- _Aim of the exercise_: Format the lines starting at the one containing "Patent image size: (497, 643)." and ending at the one containing "The curved washer" as a JSON list of strings, one string per line, leaving out blank lines.

- _Entries shown_:
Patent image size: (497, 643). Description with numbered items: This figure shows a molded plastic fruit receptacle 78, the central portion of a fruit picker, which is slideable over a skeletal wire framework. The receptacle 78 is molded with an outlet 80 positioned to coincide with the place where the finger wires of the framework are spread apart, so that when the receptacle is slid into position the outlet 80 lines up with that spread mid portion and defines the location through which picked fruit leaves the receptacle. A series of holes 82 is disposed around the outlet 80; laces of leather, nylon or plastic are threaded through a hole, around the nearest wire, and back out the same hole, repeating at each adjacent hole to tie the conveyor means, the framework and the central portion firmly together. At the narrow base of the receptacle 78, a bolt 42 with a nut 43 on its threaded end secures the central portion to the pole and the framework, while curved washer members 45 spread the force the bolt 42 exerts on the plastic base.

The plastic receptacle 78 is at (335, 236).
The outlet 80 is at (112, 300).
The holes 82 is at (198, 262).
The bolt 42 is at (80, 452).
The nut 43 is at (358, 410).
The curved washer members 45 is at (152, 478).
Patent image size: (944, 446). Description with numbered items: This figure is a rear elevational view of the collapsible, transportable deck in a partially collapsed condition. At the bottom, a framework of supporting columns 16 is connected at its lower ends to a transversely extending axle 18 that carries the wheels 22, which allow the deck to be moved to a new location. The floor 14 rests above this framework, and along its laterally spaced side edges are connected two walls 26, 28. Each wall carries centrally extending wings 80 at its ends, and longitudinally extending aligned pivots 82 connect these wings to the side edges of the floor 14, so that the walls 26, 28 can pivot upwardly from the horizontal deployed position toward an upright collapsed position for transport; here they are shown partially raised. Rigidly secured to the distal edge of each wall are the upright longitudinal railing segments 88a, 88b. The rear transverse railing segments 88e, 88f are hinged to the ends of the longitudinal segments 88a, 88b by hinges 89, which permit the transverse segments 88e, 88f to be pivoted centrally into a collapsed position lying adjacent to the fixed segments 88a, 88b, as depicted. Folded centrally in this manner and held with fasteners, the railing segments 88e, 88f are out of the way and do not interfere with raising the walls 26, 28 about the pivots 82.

--

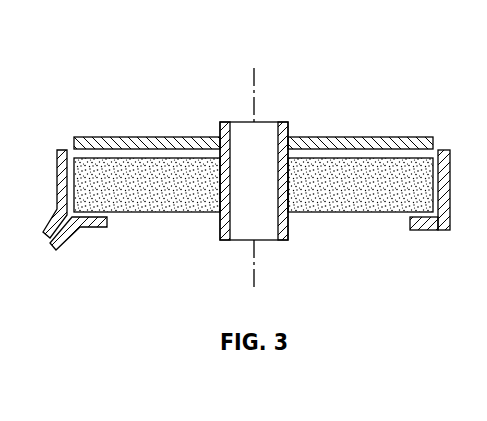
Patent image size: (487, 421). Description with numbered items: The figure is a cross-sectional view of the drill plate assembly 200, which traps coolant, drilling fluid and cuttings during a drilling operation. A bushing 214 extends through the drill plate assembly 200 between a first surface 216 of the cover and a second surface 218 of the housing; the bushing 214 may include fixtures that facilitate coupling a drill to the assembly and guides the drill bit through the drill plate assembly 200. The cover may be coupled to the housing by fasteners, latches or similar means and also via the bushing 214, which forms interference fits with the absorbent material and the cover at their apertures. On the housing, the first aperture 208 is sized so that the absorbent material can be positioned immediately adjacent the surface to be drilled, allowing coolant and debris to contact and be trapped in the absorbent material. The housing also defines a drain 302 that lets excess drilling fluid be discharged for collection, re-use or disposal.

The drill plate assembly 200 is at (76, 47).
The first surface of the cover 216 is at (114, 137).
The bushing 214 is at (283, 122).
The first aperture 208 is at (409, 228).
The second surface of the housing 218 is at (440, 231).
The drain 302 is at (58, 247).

- _Task solution_:
[
  "Patent image size: (497, 643). Description with numbered items: This figure shows a molded plastic fruit receptacle 78, the central portion of a fruit picker, which is slideable over a skeletal wire framework. The receptacle 78 is molded with an outlet 80 positioned to coincide with the place where the finger wires of the framework are spread apart, so that when the receptacle is slid into position the outlet 80 lines up with that spread mid portion and defines the location through which picked fruit leaves the receptacle. A series of holes 82 is disposed around the outlet 80; laces of leather, nylon or plastic are threaded through a hole, around the nearest wire, and back out the same hole, repeating at each adjacent hole to tie the conveyor means, the framework and the central portion firmly together. At the narrow base of the receptacle 78, a bolt 42 with a nut 43 on its threaded end secures the central portion to the pole and the framework, while curved washer members 45 spread the force the bolt 42 exerts on the plastic base.",
  "The plastic receptacle 78 is at (335, 236).",
  "The outlet 80 is at (112, 300).",
  "The holes 82 is at (198, 262).",
  "The bolt 42 is at (80, 452).",
  "The nut 43 is at (358, 410).",
  "The curved washer members 45 is at (152, 478)."
]